- _TASK DETAILS_:
All of the data that follows should be retyped exactly, please, except the pictures.

- _RECORDS PROVIDED_:
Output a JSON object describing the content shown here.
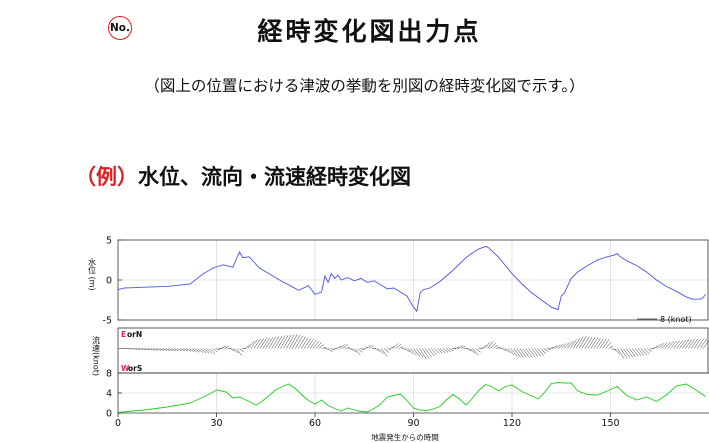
{
  "header": {
    "no_label": "No.",
    "title": "経時変化図出力点",
    "subtitle": "（図上の位置における津波の挙動を別図の経時変化図で示す。）"
  },
  "example": {
    "prefix": "（例）",
    "title": "水位、流向・流速経時変化図"
  },
  "chart_data": [
    {
      "type": "line",
      "panel": "water-level",
      "ylabel": "水位 (m)",
      "ylim": [
        -5,
        5
      ],
      "yticks": [
        "5",
        "0",
        "-5"
      ],
      "xlim": [
        0,
        180
      ],
      "grid": true,
      "color": "#4a55e6",
      "x": [
        0,
        2,
        8,
        15,
        22,
        26,
        29,
        32,
        35,
        36,
        37,
        38,
        40,
        43,
        46,
        50,
        52,
        55,
        58,
        60,
        62,
        63,
        64,
        65,
        66,
        67,
        68,
        70,
        72,
        74,
        76,
        78,
        80,
        82,
        84,
        86,
        88,
        90,
        91,
        92,
        93,
        95,
        98,
        100,
        102,
        104,
        106,
        108,
        110,
        112,
        113,
        114,
        116,
        118,
        120,
        123,
        126,
        129,
        132,
        134,
        135,
        136,
        138,
        140,
        143,
        146,
        149,
        151,
        152,
        153,
        155,
        158,
        161,
        164,
        167,
        170,
        173,
        175,
        177,
        178,
        179
      ],
      "y": [
        -1.2,
        -1.0,
        -0.9,
        -0.8,
        -0.5,
        0.8,
        1.5,
        1.9,
        1.6,
        2.6,
        3.5,
        2.8,
        2.9,
        1.5,
        0.8,
        -0.2,
        -0.6,
        -1.3,
        -0.7,
        -1.8,
        -1.5,
        0.5,
        -0.3,
        0.8,
        0.2,
        0.6,
        0.0,
        0.3,
        -0.1,
        0.2,
        -0.3,
        -0.1,
        -0.6,
        -1.1,
        -1.0,
        -1.5,
        -2.0,
        -3.4,
        -3.9,
        -1.6,
        -1.2,
        -1.0,
        -0.2,
        0.5,
        1.2,
        2.0,
        2.8,
        3.4,
        3.9,
        4.2,
        4.0,
        3.6,
        2.8,
        1.8,
        0.8,
        -0.5,
        -1.6,
        -2.5,
        -3.4,
        -3.7,
        -2.0,
        -1.6,
        0.2,
        1.0,
        1.8,
        2.5,
        2.9,
        3.1,
        3.3,
        2.9,
        2.4,
        1.8,
        1.0,
        0.0,
        -0.8,
        -1.4,
        -2.1,
        -2.4,
        -2.4,
        -2.3,
        -1.8
      ]
    },
    {
      "type": "line",
      "panel": "flow-direction",
      "ylabel": "流速(knot)",
      "top_label": {
        "first": "E",
        "rest": "orN"
      },
      "bottom_label": {
        "first": "W",
        "rest": "orS"
      },
      "scale_label": "8 (knot)",
      "accent_color": "#e02070",
      "xlim": [
        0,
        180
      ],
      "x": [
        0,
        5,
        10,
        20,
        28,
        32,
        36,
        40,
        44,
        48,
        52,
        56,
        60,
        64,
        68,
        72,
        76,
        80,
        84,
        88,
        92,
        96,
        100,
        104,
        108,
        112,
        116,
        120,
        124,
        128,
        132,
        136,
        140,
        144,
        148,
        152,
        156,
        160,
        164,
        168,
        172,
        176,
        179
      ],
      "y": [
        0.0,
        -0.1,
        -0.2,
        -0.3,
        -0.6,
        0.4,
        -0.8,
        1.0,
        1.2,
        1.4,
        1.6,
        1.2,
        0.8,
        -0.4,
        0.6,
        -0.7,
        0.5,
        -0.9,
        0.7,
        -0.6,
        -1.2,
        -0.6,
        -0.4,
        0.4,
        -0.8,
        0.9,
        0.0,
        -1.0,
        -1.0,
        -0.8,
        0.3,
        0.7,
        1.4,
        1.2,
        1.0,
        -1.1,
        -0.9,
        -0.7,
        0.6,
        0.8,
        1.0,
        1.1,
        1.0
      ]
    },
    {
      "type": "line",
      "panel": "speed",
      "ylim": [
        0,
        8
      ],
      "yticks": [
        "8",
        "4",
        "0"
      ],
      "xlim": [
        0,
        180
      ],
      "xticks": [
        "0",
        "30",
        "60",
        "90",
        "120",
        "150"
      ],
      "xlabel": "地震発生からの時間",
      "grid": true,
      "color": "#22cc22",
      "x": [
        0,
        3,
        8,
        15,
        22,
        27,
        30,
        33,
        35,
        37,
        40,
        42,
        44,
        46,
        48,
        50,
        52,
        54,
        56,
        58,
        60,
        62,
        64,
        66,
        68,
        70,
        72,
        74,
        76,
        78,
        80,
        82,
        84,
        86,
        88,
        90,
        92,
        94,
        96,
        98,
        100,
        102,
        104,
        106,
        108,
        110,
        112,
        114,
        116,
        118,
        120,
        123,
        126,
        128,
        130,
        132,
        134,
        136,
        138,
        140,
        143,
        146,
        149,
        152,
        155,
        158,
        161,
        164,
        167,
        170,
        173,
        176,
        179
      ],
      "y": [
        0.1,
        0.3,
        0.6,
        1.2,
        2.0,
        3.5,
        4.6,
        4.2,
        3.0,
        3.2,
        2.3,
        1.6,
        2.4,
        3.5,
        4.6,
        5.3,
        5.8,
        4.9,
        3.6,
        2.5,
        1.8,
        2.6,
        1.5,
        0.9,
        0.4,
        1.0,
        0.6,
        0.3,
        0.2,
        0.9,
        1.8,
        3.2,
        3.5,
        3.8,
        2.5,
        1.0,
        0.6,
        0.5,
        0.8,
        1.3,
        2.6,
        3.7,
        2.8,
        1.6,
        3.0,
        4.6,
        5.7,
        5.2,
        4.4,
        5.3,
        5.6,
        4.3,
        3.4,
        2.8,
        4.2,
        5.9,
        6.1,
        6.0,
        6.0,
        4.4,
        3.7,
        3.6,
        4.4,
        5.3,
        3.5,
        2.6,
        3.2,
        2.3,
        3.6,
        5.4,
        5.8,
        4.6,
        3.3
      ]
    }
  ]
}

- _EXERCISE SOLUTION_:
Output a JSON object describing the content shown here.
{
  "header": {
    "no_label": "No.",
    "title": "経時変化図出力点",
    "subtitle": "（図上の位置における津波の挙動を別図の経時変化図で示す。）"
  },
  "example": {
    "prefix": "（例）",
    "title": "水位、流向・流速経時変化図"
  },
  "chart_data": [
    {
      "type": "line",
      "panel": "water-level",
      "ylabel": "水位 (m)",
      "ylim": [
        -5,
        5
      ],
      "yticks": [
        "5",
        "0",
        "-5"
      ],
      "xlim": [
        0,
        180
      ],
      "grid": true,
      "color": "#4a55e6",
      "x": [
        0,
        2,
        8,
        15,
        22,
        26,
        29,
        32,
        35,
        36,
        37,
        38,
        40,
        43,
        46,
        50,
        52,
        55,
        58,
        60,
        62,
        63,
        64,
        65,
        66,
        67,
        68,
        70,
        72,
        74,
        76,
        78,
        80,
        82,
        84,
        86,
        88,
        90,
        91,
        92,
        93,
        95,
        98,
        100,
        102,
        104,
        106,
        108,
        110,
        112,
        113,
        114,
        116,
        118,
        120,
        123,
        126,
        129,
        132,
        134,
        135,
        136,
        138,
        140,
        143,
        146,
        149,
        151,
        152,
        153,
        155,
        158,
        161,
        164,
        167,
        170,
        173,
        175,
        177,
        178,
        179
      ],
      "y": [
        -1.2,
        -1.0,
        -0.9,
        -0.8,
        -0.5,
        0.8,
        1.5,
        1.9,
        1.6,
        2.6,
        3.5,
        2.8,
        2.9,
        1.5,
        0.8,
        -0.2,
        -0.6,
        -1.3,
        -0.7,
        -1.8,
        -1.5,
        0.5,
        -0.3,
        0.8,
        0.2,
        0.6,
        0.0,
        0.3,
        -0.1,
        0.2,
        -0.3,
        -0.1,
        -0.6,
        -1.1,
        -1.0,
        -1.5,
        -2.0,
        -3.4,
        -3.9,
        -1.6,
        -1.2,
        -1.0,
        -0.2,
        0.5,
        1.2,
        2.0,
        2.8,
        3.4,
        3.9,
        4.2,
        4.0,
        3.6,
        2.8,
        1.8,
        0.8,
        -0.5,
        -1.6,
        -2.5,
        -3.4,
        -3.7,
        -2.0,
        -1.6,
        0.2,
        1.0,
        1.8,
        2.5,
        2.9,
        3.1,
        3.3,
        2.9,
        2.4,
        1.8,
        1.0,
        0.0,
        -0.8,
        -1.4,
        -2.1,
        -2.4,
        -2.4,
        -2.3,
        -1.8
      ]
    },
    {
      "type": "line",
      "panel": "flow-direction",
      "ylabel": "流速(knot)",
      "top_label": {
        "first": "E",
        "rest": "orN"
      },
      "bottom_label": {
        "first": "W",
        "rest": "orS"
      },
      "scale_label": "8 (knot)",
      "accent_color": "#e02070",
      "xlim": [
        0,
        180
      ],
      "x": [
        0,
        5,
        10,
        20,
        28,
        32,
        36,
        40,
        44,
        48,
        52,
        56,
        60,
        64,
        68,
        72,
        76,
        80,
        84,
        88,
        92,
        96,
        100,
        104,
        108,
        112,
        116,
        120,
        124,
        128,
        132,
        136,
        140,
        144,
        148,
        152,
        156,
        160,
        164,
        168,
        172,
        176,
        179
      ],
      "y": [
        0.0,
        -0.1,
        -0.2,
        -0.3,
        -0.6,
        0.4,
        -0.8,
        1.0,
        1.2,
        1.4,
        1.6,
        1.2,
        0.8,
        -0.4,
        0.6,
        -0.7,
        0.5,
        -0.9,
        0.7,
        -0.6,
        -1.2,
        -0.6,
        -0.4,
        0.4,
        -0.8,
        0.9,
        0.0,
        -1.0,
        -1.0,
        -0.8,
        0.3,
        0.7,
        1.4,
        1.2,
        1.0,
        -1.1,
        -0.9,
        -0.7,
        0.6,
        0.8,
        1.0,
        1.1,
        1.0
      ]
    },
    {
      "type": "line",
      "panel": "speed",
      "ylim": [
        0,
        8
      ],
      "yticks": [
        "8",
        "4",
        "0"
      ],
      "xlim": [
        0,
        180
      ],
      "xticks": [
        "0",
        "30",
        "60",
        "90",
        "120",
        "150"
      ],
      "xlabel": "地震発生からの時間",
      "grid": true,
      "color": "#22cc22",
      "x": [
        0,
        3,
        8,
        15,
        22,
        27,
        30,
        33,
        35,
        37,
        40,
        42,
        44,
        46,
        48,
        50,
        52,
        54,
        56,
        58,
        60,
        62,
        64,
        66,
        68,
        70,
        72,
        74,
        76,
        78,
        80,
        82,
        84,
        86,
        88,
        90,
        92,
        94,
        96,
        98,
        100,
        102,
        104,
        106,
        108,
        110,
        112,
        114,
        116,
        118,
        120,
        123,
        126,
        128,
        130,
        132,
        134,
        136,
        138,
        140,
        143,
        146,
        149,
        152,
        155,
        158,
        161,
        164,
        167,
        170,
        173,
        176,
        179
      ],
      "y": [
        0.1,
        0.3,
        0.6,
        1.2,
        2.0,
        3.5,
        4.6,
        4.2,
        3.0,
        3.2,
        2.3,
        1.6,
        2.4,
        3.5,
        4.6,
        5.3,
        5.8,
        4.9,
        3.6,
        2.5,
        1.8,
        2.6,
        1.5,
        0.9,
        0.4,
        1.0,
        0.6,
        0.3,
        0.2,
        0.9,
        1.8,
        3.2,
        3.5,
        3.8,
        2.5,
        1.0,
        0.6,
        0.5,
        0.8,
        1.3,
        2.6,
        3.7,
        2.8,
        1.6,
        3.0,
        4.6,
        5.7,
        5.2,
        4.4,
        5.3,
        5.6,
        4.3,
        3.4,
        2.8,
        4.2,
        5.9,
        6.1,
        6.0,
        6.0,
        4.4,
        3.7,
        3.6,
        4.4,
        5.3,
        3.5,
        2.6,
        3.2,
        2.3,
        3.6,
        5.4,
        5.8,
        4.6,
        3.3
      ]
    }
  ]
}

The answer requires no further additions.